Copy the full set of lines exactly as given.

* [PROVIDED MATERIAL]:
————————
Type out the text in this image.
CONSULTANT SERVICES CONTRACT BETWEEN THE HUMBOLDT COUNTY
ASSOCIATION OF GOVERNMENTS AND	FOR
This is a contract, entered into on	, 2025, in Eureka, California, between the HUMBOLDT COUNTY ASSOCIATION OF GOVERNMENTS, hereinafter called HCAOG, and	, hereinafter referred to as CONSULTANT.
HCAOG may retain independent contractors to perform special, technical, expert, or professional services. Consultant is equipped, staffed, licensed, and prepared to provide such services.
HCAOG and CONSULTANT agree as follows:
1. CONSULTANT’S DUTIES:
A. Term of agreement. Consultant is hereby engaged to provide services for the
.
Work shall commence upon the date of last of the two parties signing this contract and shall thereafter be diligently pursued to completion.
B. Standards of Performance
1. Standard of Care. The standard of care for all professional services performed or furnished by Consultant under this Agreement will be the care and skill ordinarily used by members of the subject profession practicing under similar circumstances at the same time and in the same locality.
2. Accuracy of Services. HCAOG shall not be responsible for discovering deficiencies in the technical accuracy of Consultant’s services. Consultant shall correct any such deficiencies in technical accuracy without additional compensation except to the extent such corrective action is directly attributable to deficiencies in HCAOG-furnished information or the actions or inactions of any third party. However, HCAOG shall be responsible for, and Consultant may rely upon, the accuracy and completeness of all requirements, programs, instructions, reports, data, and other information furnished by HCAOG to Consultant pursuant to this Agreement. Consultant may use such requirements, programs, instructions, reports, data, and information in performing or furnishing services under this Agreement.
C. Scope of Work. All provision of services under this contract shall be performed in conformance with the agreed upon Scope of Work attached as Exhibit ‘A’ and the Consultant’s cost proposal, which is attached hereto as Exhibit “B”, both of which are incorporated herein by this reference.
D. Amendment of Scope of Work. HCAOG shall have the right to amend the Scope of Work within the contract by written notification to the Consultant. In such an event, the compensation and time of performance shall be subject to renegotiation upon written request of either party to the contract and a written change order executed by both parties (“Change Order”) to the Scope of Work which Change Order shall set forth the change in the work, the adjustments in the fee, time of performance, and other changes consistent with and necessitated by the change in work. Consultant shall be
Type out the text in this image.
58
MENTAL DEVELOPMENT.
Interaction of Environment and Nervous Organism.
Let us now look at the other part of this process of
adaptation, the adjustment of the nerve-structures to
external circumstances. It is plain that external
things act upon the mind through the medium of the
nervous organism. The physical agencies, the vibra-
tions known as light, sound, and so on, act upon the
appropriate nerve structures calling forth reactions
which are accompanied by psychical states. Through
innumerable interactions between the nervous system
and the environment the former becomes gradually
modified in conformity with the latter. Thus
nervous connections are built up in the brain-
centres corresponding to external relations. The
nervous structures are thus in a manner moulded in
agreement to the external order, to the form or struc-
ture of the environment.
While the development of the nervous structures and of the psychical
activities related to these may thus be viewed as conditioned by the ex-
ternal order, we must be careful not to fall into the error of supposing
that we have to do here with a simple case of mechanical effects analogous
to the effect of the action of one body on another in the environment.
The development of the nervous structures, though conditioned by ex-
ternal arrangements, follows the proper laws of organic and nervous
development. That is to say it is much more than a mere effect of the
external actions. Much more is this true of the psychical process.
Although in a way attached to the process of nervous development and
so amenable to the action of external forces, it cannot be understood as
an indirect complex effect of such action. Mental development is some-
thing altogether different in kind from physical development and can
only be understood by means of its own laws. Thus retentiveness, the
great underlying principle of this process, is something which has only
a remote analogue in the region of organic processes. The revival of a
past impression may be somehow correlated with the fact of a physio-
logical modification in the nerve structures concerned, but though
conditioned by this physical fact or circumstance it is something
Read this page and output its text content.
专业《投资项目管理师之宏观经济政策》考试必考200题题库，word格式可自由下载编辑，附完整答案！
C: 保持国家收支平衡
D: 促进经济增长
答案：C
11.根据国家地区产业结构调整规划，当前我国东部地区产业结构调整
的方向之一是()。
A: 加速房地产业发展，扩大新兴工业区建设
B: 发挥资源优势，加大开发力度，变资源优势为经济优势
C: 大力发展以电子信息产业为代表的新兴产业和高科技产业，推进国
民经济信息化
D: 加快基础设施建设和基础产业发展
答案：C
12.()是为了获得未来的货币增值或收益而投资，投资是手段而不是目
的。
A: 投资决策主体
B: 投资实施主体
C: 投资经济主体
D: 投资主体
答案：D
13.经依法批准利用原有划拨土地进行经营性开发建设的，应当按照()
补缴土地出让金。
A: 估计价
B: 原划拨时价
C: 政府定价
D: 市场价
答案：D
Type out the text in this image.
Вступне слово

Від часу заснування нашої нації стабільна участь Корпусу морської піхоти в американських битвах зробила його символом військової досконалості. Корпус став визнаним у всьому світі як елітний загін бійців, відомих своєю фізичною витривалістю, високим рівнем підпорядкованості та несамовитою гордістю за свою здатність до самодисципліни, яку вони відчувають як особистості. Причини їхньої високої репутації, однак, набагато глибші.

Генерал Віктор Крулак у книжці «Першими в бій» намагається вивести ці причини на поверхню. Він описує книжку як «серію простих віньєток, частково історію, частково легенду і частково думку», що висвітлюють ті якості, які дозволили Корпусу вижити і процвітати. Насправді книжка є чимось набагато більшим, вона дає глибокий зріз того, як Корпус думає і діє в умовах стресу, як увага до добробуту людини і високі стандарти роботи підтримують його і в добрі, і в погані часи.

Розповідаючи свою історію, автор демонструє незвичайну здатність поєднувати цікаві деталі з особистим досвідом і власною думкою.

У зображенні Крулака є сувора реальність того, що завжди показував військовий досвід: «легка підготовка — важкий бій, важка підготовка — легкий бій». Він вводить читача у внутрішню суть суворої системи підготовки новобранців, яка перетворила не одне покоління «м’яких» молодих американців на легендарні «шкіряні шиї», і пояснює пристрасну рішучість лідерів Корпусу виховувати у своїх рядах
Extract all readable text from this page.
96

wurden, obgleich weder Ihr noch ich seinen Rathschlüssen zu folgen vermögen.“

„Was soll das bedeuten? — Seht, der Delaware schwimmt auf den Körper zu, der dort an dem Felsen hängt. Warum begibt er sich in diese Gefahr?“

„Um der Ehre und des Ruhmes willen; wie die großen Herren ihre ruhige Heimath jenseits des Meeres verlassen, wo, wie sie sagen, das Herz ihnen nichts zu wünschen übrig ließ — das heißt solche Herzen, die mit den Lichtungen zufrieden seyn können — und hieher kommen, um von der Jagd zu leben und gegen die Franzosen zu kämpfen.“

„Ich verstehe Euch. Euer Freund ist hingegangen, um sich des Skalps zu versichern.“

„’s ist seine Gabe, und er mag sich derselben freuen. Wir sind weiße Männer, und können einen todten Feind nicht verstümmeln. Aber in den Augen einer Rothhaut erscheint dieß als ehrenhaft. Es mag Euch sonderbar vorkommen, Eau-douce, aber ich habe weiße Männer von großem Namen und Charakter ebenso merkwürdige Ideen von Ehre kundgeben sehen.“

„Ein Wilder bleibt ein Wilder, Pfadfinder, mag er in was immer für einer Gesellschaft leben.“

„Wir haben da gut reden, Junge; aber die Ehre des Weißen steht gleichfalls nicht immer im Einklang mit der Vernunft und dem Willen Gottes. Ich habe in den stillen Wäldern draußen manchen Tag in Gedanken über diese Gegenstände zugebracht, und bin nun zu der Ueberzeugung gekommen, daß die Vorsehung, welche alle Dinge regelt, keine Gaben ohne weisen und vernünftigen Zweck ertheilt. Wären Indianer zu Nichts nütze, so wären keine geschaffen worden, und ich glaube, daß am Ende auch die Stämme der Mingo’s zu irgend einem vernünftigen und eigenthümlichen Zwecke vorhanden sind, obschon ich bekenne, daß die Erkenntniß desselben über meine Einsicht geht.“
————————
* [THE REPLY]:
Type out the text in this image.
CONSULTANT SERVICES CONTRACT BETWEEN THE HUMBOLDT COUNTY
ASSOCIATION OF GOVERNMENTS AND	FOR
This is a contract, entered into on	, 2025, in Eureka, California, between the HUMBOLDT COUNTY ASSOCIATION OF GOVERNMENTS, hereinafter called HCAOG, and	, hereinafter referred to as CONSULTANT.
HCAOG may retain independent contractors to perform special, technical, expert, or professional services. Consultant is equipped, staffed, licensed, and prepared to provide such services.
HCAOG and CONSULTANT agree as follows:
1. CONSULTANT’S DUTIES:
A. Term of agreement. Consultant is hereby engaged to provide services for the
.
Work shall commence upon the date of last of the two parties signing this contract and shall thereafter be diligently pursued to completion.
B. Standards of Performance
1. Standard of Care. The standard of care for all professional services performed or furnished by Consultant under this Agreement will be the care and skill ordinarily used by members of the subject profession practicing under similar circumstances at the same time and in the same locality.
2. Accuracy of Services. HCAOG shall not be responsible for discovering deficiencies in the technical accuracy of Consultant’s services. Consultant shall correct any such deficiencies in technical accuracy without additional compensation except to the extent such corrective action is directly attributable to deficiencies in HCAOG-furnished information or the actions or inactions of any third party. However, HCAOG shall be responsible for, and Consultant may rely upon, the accuracy and completeness of all requirements, programs, instructions, reports, data, and other information furnished by HCAOG to Consultant pursuant to this Agreement. Consultant may use such requirements, programs, instructions, reports, data, and information in performing or furnishing services under this Agreement.
C. Scope of Work. All provision of services under this contract shall be performed in conformance with the agreed upon Scope of Work attached as Exhibit ‘A’ and the Consultant’s cost proposal, which is attached hereto as Exhibit “B”, both of which are incorporated herein by this reference.
D. Amendment of Scope of Work. HCAOG shall have the right to amend the Scope of Work within the contract by written notification to the Consultant. In such an event, the compensation and time of performance shall be subject to renegotiation upon written request of either party to the contract and a written change order executed by both parties (“Change Order”) to the Scope of Work which Change Order shall set forth the change in the work, the adjustments in the fee, time of performance, and other changes consistent with and necessitated by the change in work. Consultant shall be
Type out the text in this image.
58
MENTAL DEVELOPMENT.
Interaction of Environment and Nervous Organism.
Let us now look at the other part of this process of
adaptation, the adjustment of the nerve-structures to
external circumstances. It is plain that external
things act upon the mind through the medium of the
nervous organism. The physical agencies, the vibra-
tions known as light, sound, and so on, act upon the
appropriate nerve structures calling forth reactions
which are accompanied by psychical states. Through
innumerable interactions between the nervous system
and the environment the former becomes gradually
modified in conformity with the latter. Thus
nervous connections are built up in the brain-
centres corresponding to external relations. The
nervous structures are thus in a manner moulded in
agreement to the external order, to the form or struc-
ture of the environment.
While the development of the nervous structures and of the psychical
activities related to these may thus be viewed as conditioned by the ex-
ternal order, we must be careful not to fall into the error of supposing
that we have to do here with a simple case of mechanical effects analogous
to the effect of the action of one body on another in the environment.
The development of the nervous structures, though conditioned by ex-
ternal arrangements, follows the proper laws of organic and nervous
development. That is to say it is much more than a mere effect of the
external actions. Much more is this true of the psychical process.
Although in a way attached to the process of nervous development and
so amenable to the action of external forces, it cannot be understood as
an indirect complex effect of such action. Mental development is some-
thing altogether different in kind from physical development and can
only be understood by means of its own laws. Thus retentiveness, the
great underlying principle of this process, is something which has only
a remote analogue in the region of organic processes. The revival of a
past impression may be somehow correlated with the fact of a physio-
logical modification in the nerve structures concerned, but though
conditioned by this physical fact or circumstance it is something
Read this page and output its text content.
专业《投资项目管理师之宏观经济政策》考试必考200题题库，word格式可自由下载编辑，附完整答案！
C: 保持国家收支平衡
D: 促进经济增长
答案：C
11.根据国家地区产业结构调整规划，当前我国东部地区产业结构调整
的方向之一是()。
A: 加速房地产业发展，扩大新兴工业区建设
B: 发挥资源优势，加大开发力度，变资源优势为经济优势
C: 大力发展以电子信息产业为代表的新兴产业和高科技产业，推进国
民经济信息化
D: 加快基础设施建设和基础产业发展
答案：C
12.()是为了获得未来的货币增值或收益而投资，投资是手段而不是目
的。
A: 投资决策主体
B: 投资实施主体
C: 投资经济主体
D: 投资主体
答案：D
13.经依法批准利用原有划拨土地进行经营性开发建设的，应当按照()
补缴土地出让金。
A: 估计价
B: 原划拨时价
C: 政府定价
D: 市场价
答案：D
Type out the text in this image.
Вступне слово

Від часу заснування нашої нації стабільна участь Корпусу морської піхоти в американських битвах зробила його символом військової досконалості. Корпус став визнаним у всьому світі як елітний загін бійців, відомих своєю фізичною витривалістю, високим рівнем підпорядкованості та несамовитою гордістю за свою здатність до самодисципліни, яку вони відчувають як особистості. Причини їхньої високої репутації, однак, набагато глибші.

Генерал Віктор Крулак у книжці «Першими в бій» намагається вивести ці причини на поверхню. Він описує книжку як «серію простих віньєток, частково історію, частково легенду і частково думку», що висвітлюють ті якості, які дозволили Корпусу вижити і процвітати. Насправді книжка є чимось набагато більшим, вона дає глибокий зріз того, як Корпус думає і діє в умовах стресу, як увага до добробуту людини і високі стандарти роботи підтримують його і в добрі, і в погані часи.

Розповідаючи свою історію, автор демонструє незвичайну здатність поєднувати цікаві деталі з особистим досвідом і власною думкою.

У зображенні Крулака є сувора реальність того, що завжди показував військовий досвід: «легка підготовка — важкий бій, важка підготовка — легкий бій». Він вводить читача у внутрішню суть суворої системи підготовки новобранців, яка перетворила не одне покоління «м’яких» молодих американців на легендарні «шкіряні шиї», і пояснює пристрасну рішучість лідерів Корпусу виховувати у своїх рядах
Extract all readable text from this page.
96

wurden, obgleich weder Ihr noch ich seinen Rathschlüssen zu folgen vermögen.“

„Was soll das bedeuten? — Seht, der Delaware schwimmt auf den Körper zu, der dort an dem Felsen hängt. Warum begibt er sich in diese Gefahr?“

„Um der Ehre und des Ruhmes willen; wie die großen Herren ihre ruhige Heimath jenseits des Meeres verlassen, wo, wie sie sagen, das Herz ihnen nichts zu wünschen übrig ließ — das heißt solche Herzen, die mit den Lichtungen zufrieden seyn können — und hieher kommen, um von der Jagd zu leben und gegen die Franzosen zu kämpfen.“

„Ich verstehe Euch. Euer Freund ist hingegangen, um sich des Skalps zu versichern.“

„’s ist seine Gabe, und er mag sich derselben freuen. Wir sind weiße Männer, und können einen todten Feind nicht verstümmeln. Aber in den Augen einer Rothhaut erscheint dieß als ehrenhaft. Es mag Euch sonderbar vorkommen, Eau-douce, aber ich habe weiße Männer von großem Namen und Charakter ebenso merkwürdige Ideen von Ehre kundgeben sehen.“

„Ein Wilder bleibt ein Wilder, Pfadfinder, mag er in was immer für einer Gesellschaft leben.“

„Wir haben da gut reden, Junge; aber die Ehre des Weißen steht gleichfalls nicht immer im Einklang mit der Vernunft und dem Willen Gottes. Ich habe in den stillen Wäldern draußen manchen Tag in Gedanken über diese Gegenstände zugebracht, und bin nun zu der Ueberzeugung gekommen, daß die Vorsehung, welche alle Dinge regelt, keine Gaben ohne weisen und vernünftigen Zweck ertheilt. Wären Indianer zu Nichts nütze, so wären keine geschaffen worden, und ich glaube, daß am Ende auch die Stämme der Mingo’s zu irgend einem vernünftigen und eigenthümlichen Zwecke vorhanden sind, obschon ich bekenne, daß die Erkenntniß desselben über meine Einsicht geht.“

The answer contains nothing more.